Given problem: Write out all of the entries exactly, please.

Data for processing:
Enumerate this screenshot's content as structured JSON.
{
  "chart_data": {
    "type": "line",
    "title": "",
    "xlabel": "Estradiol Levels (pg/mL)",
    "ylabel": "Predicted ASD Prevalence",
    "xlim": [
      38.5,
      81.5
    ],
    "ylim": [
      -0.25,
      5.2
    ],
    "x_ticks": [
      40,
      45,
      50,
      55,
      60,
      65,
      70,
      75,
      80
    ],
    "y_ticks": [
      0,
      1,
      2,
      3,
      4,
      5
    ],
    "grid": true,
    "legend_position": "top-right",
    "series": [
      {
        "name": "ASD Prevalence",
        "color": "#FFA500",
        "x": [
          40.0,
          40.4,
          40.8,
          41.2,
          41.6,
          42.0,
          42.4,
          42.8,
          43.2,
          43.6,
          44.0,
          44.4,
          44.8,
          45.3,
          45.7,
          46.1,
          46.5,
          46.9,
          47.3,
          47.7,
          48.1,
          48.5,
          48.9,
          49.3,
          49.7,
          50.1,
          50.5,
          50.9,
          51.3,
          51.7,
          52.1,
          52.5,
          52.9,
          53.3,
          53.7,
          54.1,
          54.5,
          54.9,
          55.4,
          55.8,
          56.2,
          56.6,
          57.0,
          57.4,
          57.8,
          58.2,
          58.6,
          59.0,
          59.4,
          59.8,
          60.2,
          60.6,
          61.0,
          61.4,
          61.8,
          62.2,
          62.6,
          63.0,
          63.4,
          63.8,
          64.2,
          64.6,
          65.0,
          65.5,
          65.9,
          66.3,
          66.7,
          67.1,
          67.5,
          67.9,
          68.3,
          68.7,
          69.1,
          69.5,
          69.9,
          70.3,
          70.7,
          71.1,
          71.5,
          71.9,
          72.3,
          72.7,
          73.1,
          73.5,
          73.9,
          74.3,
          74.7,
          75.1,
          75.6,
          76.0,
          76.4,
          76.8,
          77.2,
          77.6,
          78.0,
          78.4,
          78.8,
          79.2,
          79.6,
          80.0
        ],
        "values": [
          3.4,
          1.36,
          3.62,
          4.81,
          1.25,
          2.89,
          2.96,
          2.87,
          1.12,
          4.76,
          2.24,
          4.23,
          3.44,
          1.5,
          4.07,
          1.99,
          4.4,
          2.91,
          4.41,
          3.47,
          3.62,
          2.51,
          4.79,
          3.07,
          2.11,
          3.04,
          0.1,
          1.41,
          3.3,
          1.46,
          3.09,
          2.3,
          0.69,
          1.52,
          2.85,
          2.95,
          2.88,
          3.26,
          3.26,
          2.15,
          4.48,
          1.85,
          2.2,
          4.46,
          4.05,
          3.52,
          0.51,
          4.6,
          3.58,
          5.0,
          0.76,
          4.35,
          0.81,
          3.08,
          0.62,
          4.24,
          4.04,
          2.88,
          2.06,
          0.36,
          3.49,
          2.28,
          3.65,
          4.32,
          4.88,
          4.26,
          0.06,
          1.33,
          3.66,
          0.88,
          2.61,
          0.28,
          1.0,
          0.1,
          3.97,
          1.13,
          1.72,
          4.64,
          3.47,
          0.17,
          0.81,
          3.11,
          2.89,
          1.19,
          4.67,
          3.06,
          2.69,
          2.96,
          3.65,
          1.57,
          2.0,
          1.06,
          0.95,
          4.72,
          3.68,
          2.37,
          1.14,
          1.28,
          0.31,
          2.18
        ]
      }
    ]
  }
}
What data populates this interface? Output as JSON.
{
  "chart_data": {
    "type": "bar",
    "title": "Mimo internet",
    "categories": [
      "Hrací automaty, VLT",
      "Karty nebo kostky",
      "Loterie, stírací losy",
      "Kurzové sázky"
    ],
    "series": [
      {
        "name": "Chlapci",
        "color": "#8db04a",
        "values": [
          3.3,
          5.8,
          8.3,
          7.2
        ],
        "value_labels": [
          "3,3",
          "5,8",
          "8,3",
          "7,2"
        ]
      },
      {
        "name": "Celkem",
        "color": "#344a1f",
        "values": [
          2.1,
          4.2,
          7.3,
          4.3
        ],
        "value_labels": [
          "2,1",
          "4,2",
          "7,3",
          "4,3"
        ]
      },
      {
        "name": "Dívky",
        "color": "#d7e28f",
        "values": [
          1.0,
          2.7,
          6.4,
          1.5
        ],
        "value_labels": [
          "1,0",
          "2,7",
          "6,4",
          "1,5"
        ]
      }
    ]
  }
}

Exercise solution:
Enumerate this screenshot's content as structured JSON.
{
  "chart_data": {
    "type": "line",
    "title": "",
    "xlabel": "Estradiol Levels (pg/mL)",
    "ylabel": "Predicted ASD Prevalence",
    "xlim": [
      38.5,
      81.5
    ],
    "ylim": [
      -0.25,
      5.2
    ],
    "x_ticks": [
      40,
      45,
      50,
      55,
      60,
      65,
      70,
      75,
      80
    ],
    "y_ticks": [
      0,
      1,
      2,
      3,
      4,
      5
    ],
    "grid": true,
    "legend_position": "top-right",
    "series": [
      {
        "name": "ASD Prevalence",
        "color": "#FFA500",
        "x": [
          40.0,
          40.4,
          40.8,
          41.2,
          41.6,
          42.0,
          42.4,
          42.8,
          43.2,
          43.6,
          44.0,
          44.4,
          44.8,
          45.3,
          45.7,
          46.1,
          46.5,
          46.9,
          47.3,
          47.7,
          48.1,
          48.5,
          48.9,
          49.3,
          49.7,
          50.1,
          50.5,
          50.9,
          51.3,
          51.7,
          52.1,
          52.5,
          52.9,
          53.3,
          53.7,
          54.1,
          54.5,
          54.9,
          55.4,
          55.8,
          56.2,
          56.6,
          57.0,
          57.4,
          57.8,
          58.2,
          58.6,
          59.0,
          59.4,
          59.8,
          60.2,
          60.6,
          61.0,
          61.4,
          61.8,
          62.2,
          62.6,
          63.0,
          63.4,
          63.8,
          64.2,
          64.6,
          65.0,
          65.5,
          65.9,
          66.3,
          66.7,
          67.1,
          67.5,
          67.9,
          68.3,
          68.7,
          69.1,
          69.5,
          69.9,
          70.3,
          70.7,
          71.1,
          71.5,
          71.9,
          72.3,
          72.7,
          73.1,
          73.5,
          73.9,
          74.3,
          74.7,
          75.1,
          75.6,
          76.0,
          76.4,
          76.8,
          77.2,
          77.6,
          78.0,
          78.4,
          78.8,
          79.2,
          79.6,
          80.0
        ],
        "values": [
          3.4,
          1.36,
          3.62,
          4.81,
          1.25,
          2.89,
          2.96,
          2.87,
          1.12,
          4.76,
          2.24,
          4.23,
          3.44,
          1.5,
          4.07,
          1.99,
          4.4,
          2.91,
          4.41,
          3.47,
          3.62,
          2.51,
          4.79,
          3.07,
          2.11,
          3.04,
          0.1,
          1.41,
          3.3,
          1.46,
          3.09,
          2.3,
          0.69,
          1.52,
          2.85,
          2.95,
          2.88,
          3.26,
          3.26,
          2.15,
          4.48,
          1.85,
          2.2,
          4.46,
          4.05,
          3.52,
          0.51,
          4.6,
          3.58,
          5.0,
          0.76,
          4.35,
          0.81,
          3.08,
          0.62,
          4.24,
          4.04,
          2.88,
          2.06,
          0.36,
          3.49,
          2.28,
          3.65,
          4.32,
          4.88,
          4.26,
          0.06,
          1.33,
          3.66,
          0.88,
          2.61,
          0.28,
          1.0,
          0.1,
          3.97,
          1.13,
          1.72,
          4.64,
          3.47,
          0.17,
          0.81,
          3.11,
          2.89,
          1.19,
          4.67,
          3.06,
          2.69,
          2.96,
          3.65,
          1.57,
          2.0,
          1.06,
          0.95,
          4.72,
          3.68,
          2.37,
          1.14,
          1.28,
          0.31,
          2.18
        ]
      }
    ]
  }
}
What data populates this interface? Output as JSON.
{
  "chart_data": {
    "type": "bar",
    "title": "Mimo internet",
    "categories": [
      "Hrací automaty, VLT",
      "Karty nebo kostky",
      "Loterie, stírací losy",
      "Kurzové sázky"
    ],
    "series": [
      {
        "name": "Chlapci",
        "color": "#8db04a",
        "values": [
          3.3,
          5.8,
          8.3,
          7.2
        ],
        "value_labels": [
          "3,3",
          "5,8",
          "8,3",
          "7,2"
        ]
      },
      {
        "name": "Celkem",
        "color": "#344a1f",
        "values": [
          2.1,
          4.2,
          7.3,
          4.3
        ],
        "value_labels": [
          "2,1",
          "4,2",
          "7,3",
          "4,3"
        ]
      },
      {
        "name": "Dívky",
        "color": "#d7e28f",
        "values": [
          1.0,
          2.7,
          6.4,
          1.5
        ],
        "value_labels": [
          "1,0",
          "2,7",
          "6,4",
          "1,5"
        ]
      }
    ]
  }
}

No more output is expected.